== PROBLEM DESCRIPTION ==
Look through the data below and return each line where "jobs" appears.

(Stored data entries)
☆ ☆ ☆ ☆
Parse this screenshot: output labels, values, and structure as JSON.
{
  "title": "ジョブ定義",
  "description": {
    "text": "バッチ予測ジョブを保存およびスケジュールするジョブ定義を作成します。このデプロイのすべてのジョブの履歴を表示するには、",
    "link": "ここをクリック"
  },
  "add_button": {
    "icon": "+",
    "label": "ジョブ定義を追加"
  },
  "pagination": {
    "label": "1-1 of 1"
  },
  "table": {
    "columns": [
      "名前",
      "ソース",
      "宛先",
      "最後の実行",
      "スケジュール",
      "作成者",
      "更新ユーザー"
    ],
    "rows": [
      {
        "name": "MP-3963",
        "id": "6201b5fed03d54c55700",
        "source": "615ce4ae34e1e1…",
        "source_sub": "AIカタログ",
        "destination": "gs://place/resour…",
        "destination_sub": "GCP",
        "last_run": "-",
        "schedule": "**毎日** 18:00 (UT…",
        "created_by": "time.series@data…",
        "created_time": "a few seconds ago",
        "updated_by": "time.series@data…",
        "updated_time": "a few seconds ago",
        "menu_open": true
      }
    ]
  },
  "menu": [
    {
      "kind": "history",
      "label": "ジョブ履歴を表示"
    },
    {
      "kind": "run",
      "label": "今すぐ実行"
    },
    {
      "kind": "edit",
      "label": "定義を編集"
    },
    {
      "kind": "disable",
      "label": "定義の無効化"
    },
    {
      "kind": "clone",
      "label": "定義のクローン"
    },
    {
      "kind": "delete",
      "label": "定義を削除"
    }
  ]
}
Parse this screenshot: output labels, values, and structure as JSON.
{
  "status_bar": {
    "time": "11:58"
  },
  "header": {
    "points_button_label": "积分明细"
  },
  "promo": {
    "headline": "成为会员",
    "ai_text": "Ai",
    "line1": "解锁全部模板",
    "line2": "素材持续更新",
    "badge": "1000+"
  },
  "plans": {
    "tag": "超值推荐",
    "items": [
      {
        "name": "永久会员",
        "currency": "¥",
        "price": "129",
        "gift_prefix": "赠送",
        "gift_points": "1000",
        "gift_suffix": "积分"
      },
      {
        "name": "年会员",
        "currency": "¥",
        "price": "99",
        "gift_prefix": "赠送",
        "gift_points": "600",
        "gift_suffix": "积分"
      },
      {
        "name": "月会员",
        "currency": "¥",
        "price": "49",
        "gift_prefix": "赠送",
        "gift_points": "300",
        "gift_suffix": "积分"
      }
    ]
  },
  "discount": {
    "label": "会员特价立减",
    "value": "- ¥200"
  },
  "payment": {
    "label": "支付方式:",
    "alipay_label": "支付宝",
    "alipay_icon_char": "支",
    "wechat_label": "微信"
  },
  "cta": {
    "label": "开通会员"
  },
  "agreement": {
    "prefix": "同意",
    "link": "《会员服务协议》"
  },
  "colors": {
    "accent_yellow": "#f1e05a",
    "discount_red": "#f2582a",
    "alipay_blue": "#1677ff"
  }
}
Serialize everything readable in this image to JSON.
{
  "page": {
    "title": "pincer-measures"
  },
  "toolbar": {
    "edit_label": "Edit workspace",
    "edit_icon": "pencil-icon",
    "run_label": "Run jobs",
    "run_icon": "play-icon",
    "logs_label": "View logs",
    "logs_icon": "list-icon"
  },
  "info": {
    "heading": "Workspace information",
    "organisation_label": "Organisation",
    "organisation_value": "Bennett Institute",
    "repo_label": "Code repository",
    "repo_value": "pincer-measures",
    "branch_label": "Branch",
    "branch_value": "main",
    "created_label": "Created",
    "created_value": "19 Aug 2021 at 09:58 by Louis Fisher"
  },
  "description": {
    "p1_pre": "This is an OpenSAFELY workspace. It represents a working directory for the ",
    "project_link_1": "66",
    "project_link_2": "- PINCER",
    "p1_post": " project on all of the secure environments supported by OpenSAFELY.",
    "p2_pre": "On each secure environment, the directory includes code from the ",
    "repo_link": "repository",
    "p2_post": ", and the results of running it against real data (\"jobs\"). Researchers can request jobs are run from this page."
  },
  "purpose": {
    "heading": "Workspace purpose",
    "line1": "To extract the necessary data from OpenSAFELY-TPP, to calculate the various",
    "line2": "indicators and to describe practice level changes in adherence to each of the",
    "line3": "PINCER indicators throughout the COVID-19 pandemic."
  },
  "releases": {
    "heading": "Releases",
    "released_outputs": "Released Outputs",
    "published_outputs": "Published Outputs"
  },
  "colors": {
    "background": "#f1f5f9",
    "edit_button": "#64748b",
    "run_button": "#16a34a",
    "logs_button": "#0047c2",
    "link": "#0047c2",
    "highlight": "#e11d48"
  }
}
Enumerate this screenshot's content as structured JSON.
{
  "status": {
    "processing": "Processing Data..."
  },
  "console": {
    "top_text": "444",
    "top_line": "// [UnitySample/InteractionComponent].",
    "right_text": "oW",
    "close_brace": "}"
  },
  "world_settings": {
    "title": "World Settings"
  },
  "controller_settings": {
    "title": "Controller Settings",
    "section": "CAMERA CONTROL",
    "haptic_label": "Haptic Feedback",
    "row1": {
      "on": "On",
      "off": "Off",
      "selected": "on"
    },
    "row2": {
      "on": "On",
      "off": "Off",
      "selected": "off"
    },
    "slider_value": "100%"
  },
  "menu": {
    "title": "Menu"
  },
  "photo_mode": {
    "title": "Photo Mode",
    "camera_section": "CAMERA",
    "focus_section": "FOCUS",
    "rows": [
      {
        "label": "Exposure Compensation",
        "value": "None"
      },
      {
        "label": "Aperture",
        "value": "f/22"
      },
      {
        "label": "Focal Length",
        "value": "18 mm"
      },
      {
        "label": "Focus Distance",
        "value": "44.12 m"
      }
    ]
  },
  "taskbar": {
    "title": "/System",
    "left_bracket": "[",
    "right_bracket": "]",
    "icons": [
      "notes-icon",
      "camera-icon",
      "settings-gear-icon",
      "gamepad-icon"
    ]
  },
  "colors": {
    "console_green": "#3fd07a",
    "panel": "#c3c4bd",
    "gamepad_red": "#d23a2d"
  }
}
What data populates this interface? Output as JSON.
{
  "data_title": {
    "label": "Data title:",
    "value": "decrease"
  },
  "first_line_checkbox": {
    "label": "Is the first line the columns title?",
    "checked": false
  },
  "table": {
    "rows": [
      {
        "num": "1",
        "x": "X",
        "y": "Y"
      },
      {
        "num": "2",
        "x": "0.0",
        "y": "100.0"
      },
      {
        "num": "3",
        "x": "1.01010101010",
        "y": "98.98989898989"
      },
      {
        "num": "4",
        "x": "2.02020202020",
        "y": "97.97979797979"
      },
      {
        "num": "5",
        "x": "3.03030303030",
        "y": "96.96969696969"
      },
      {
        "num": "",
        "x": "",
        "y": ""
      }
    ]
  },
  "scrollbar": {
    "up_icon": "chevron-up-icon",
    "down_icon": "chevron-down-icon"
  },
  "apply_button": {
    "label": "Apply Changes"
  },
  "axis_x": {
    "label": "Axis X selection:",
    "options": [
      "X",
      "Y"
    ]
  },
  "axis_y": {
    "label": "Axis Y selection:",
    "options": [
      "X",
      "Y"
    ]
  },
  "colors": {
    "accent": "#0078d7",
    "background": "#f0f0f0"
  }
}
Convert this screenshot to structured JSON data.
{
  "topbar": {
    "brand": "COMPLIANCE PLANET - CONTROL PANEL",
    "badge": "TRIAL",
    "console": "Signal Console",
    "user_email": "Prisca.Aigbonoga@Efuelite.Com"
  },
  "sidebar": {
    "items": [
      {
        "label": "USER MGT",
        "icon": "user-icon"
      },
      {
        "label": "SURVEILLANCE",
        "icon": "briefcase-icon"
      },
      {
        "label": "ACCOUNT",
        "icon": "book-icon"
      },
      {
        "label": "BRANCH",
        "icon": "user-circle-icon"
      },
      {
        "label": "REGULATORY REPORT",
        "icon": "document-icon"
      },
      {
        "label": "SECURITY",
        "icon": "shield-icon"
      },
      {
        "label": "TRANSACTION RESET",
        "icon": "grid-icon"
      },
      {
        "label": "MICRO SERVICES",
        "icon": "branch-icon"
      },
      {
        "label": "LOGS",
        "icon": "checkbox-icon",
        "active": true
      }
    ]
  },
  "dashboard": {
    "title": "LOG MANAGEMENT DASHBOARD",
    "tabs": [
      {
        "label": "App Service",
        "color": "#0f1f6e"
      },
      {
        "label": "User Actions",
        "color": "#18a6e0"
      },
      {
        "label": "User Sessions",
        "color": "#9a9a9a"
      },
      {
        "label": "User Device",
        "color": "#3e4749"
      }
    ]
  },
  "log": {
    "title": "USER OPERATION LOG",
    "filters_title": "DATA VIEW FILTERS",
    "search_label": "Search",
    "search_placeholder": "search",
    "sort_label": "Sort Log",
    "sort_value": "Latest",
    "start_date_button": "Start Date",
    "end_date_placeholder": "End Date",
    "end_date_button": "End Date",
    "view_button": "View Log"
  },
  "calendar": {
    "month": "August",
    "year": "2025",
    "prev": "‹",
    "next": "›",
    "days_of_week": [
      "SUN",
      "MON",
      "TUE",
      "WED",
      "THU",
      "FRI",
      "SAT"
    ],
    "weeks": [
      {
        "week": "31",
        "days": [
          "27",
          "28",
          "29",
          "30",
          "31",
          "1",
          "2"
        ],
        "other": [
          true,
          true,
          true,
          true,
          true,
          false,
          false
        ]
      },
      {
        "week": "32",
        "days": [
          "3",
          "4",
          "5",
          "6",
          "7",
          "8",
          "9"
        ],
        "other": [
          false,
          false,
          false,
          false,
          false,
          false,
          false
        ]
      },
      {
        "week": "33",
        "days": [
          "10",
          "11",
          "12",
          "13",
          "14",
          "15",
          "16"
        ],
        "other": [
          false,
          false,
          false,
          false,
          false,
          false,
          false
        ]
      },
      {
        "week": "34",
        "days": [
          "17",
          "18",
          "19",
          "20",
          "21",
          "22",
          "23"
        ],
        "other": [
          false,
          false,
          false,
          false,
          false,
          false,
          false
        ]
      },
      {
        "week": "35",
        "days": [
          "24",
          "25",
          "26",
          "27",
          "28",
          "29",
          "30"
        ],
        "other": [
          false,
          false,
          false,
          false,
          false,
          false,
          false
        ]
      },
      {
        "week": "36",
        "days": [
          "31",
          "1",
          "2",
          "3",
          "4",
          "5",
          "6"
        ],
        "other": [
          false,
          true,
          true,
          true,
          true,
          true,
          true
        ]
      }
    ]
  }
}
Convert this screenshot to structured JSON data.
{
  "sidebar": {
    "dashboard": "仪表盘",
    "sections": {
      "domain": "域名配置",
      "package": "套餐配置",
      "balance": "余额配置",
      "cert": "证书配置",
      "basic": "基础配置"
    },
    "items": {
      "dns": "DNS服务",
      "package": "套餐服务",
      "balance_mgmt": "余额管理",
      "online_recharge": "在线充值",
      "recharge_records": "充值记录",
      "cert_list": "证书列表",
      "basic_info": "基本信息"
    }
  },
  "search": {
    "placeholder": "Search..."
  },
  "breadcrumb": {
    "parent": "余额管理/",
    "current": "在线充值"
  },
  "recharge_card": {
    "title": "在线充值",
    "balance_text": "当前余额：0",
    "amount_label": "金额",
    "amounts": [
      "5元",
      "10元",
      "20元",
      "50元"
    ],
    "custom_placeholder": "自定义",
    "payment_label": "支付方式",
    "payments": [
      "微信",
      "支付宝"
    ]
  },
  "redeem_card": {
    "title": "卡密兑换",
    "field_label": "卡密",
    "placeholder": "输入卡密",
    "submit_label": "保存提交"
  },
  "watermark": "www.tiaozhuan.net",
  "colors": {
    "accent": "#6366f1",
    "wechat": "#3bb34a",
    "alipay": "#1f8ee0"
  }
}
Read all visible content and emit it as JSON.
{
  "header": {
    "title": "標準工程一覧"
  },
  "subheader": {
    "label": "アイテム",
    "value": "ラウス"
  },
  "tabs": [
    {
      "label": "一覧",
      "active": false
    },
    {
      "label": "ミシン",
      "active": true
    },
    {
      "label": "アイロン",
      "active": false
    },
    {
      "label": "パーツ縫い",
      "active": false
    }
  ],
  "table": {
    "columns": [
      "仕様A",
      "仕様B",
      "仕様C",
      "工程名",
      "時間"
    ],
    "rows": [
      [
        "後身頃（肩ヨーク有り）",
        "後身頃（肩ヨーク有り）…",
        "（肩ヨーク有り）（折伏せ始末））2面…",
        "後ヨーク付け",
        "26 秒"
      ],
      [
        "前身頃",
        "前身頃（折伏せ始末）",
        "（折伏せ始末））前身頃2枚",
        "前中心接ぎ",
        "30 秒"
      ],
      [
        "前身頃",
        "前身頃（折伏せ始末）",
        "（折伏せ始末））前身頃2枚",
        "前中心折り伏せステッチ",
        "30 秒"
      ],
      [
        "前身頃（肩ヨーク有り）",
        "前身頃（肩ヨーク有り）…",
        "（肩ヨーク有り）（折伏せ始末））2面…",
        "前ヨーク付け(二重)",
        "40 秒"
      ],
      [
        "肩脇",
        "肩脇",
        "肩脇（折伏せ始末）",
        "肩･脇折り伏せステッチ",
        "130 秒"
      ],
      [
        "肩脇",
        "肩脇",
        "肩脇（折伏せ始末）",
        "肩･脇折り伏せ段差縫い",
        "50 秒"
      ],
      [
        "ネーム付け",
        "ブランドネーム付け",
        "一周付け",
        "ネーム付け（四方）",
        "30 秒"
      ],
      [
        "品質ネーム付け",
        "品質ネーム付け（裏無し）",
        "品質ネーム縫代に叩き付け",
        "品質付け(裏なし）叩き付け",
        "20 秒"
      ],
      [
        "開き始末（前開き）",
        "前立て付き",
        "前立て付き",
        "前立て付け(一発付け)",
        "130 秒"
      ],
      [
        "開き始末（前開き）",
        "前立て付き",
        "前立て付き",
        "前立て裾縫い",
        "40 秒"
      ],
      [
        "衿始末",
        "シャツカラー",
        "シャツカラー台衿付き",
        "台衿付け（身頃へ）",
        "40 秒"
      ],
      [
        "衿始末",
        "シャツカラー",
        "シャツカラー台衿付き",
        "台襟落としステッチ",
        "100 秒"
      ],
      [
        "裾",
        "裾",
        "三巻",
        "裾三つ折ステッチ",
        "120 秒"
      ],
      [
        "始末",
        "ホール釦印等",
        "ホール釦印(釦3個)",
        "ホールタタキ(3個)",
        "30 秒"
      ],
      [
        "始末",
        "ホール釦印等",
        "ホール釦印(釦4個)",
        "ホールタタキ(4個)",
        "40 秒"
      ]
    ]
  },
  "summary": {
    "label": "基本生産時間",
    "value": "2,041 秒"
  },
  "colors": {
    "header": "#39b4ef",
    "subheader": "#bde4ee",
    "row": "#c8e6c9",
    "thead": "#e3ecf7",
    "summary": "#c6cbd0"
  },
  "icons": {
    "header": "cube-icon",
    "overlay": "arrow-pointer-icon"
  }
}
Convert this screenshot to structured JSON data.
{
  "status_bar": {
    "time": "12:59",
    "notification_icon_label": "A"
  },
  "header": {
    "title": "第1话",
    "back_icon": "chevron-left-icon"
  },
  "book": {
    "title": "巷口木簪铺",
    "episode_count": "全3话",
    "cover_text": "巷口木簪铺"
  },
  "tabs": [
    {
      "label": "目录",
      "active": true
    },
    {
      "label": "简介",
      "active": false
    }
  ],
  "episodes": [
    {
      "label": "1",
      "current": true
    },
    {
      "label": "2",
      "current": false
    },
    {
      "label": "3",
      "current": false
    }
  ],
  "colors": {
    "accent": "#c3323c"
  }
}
☆ ☆ ☆ ☆
== WRITTEN SOLUTION ==
    "run_label": "Run jobs",
    "p2_post": ", and the results of running it against real data (\"jobs\"). Researchers can request jobs are run from this page."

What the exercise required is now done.